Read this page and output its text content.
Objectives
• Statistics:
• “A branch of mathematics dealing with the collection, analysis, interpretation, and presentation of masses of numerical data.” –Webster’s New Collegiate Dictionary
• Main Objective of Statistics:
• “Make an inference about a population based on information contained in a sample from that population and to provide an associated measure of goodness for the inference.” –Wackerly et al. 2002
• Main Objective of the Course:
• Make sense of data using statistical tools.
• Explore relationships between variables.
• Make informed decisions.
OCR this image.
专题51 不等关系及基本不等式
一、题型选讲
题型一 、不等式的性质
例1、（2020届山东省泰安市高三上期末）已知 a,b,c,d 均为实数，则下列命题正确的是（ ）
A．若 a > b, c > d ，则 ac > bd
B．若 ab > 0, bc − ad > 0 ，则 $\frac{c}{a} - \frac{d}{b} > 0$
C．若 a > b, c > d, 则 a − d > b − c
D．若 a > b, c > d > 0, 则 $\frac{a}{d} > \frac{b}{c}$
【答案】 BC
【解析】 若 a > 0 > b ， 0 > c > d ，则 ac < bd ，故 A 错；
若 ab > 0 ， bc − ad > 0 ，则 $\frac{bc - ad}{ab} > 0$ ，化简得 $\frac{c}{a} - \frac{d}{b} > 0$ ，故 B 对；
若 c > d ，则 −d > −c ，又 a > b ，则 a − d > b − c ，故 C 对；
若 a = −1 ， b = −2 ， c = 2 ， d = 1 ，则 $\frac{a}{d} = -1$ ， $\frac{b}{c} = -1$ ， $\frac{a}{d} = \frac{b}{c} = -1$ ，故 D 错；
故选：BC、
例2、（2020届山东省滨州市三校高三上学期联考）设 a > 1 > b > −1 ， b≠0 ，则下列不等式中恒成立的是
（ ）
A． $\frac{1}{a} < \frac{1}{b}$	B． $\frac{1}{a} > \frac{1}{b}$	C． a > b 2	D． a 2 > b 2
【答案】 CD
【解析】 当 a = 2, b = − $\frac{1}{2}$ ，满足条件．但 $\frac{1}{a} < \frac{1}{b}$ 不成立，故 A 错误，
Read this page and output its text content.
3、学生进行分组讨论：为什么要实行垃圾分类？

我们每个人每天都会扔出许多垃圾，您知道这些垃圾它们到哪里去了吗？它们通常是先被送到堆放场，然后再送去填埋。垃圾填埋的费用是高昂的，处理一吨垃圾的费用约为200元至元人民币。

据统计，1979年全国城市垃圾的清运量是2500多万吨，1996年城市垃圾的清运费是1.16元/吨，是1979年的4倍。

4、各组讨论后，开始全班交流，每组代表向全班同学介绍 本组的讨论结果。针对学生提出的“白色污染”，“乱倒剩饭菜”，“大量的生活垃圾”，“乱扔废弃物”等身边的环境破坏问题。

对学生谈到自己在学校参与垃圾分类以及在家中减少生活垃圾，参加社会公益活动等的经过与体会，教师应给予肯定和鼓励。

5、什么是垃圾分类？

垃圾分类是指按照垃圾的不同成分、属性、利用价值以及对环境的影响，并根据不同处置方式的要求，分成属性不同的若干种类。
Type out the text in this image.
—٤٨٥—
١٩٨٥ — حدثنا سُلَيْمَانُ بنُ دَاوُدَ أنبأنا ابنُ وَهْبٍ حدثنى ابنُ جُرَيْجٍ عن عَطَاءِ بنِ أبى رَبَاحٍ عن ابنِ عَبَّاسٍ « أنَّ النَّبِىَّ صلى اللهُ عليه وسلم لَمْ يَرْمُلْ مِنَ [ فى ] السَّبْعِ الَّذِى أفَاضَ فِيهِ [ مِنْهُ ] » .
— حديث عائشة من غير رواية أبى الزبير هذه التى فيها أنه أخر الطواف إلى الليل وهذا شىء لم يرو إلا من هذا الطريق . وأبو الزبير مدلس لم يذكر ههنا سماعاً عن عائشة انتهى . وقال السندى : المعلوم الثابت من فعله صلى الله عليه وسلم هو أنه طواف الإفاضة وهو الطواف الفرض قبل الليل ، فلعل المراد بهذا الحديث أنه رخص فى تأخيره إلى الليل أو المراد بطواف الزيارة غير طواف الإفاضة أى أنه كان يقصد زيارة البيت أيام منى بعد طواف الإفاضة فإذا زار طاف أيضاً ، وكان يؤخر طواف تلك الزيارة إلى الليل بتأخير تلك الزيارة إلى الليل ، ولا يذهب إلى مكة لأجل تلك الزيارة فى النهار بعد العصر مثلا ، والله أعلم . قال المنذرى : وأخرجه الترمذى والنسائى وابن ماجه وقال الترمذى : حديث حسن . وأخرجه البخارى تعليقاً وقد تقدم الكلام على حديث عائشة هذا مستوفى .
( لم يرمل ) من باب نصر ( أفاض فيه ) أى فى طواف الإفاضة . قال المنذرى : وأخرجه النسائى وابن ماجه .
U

◆ **TASK**: Pull every line containing "Main" out of the data above.

◆ **FINAL RESULT**:
• Main Objective of Statistics:
• Main Objective of the Course:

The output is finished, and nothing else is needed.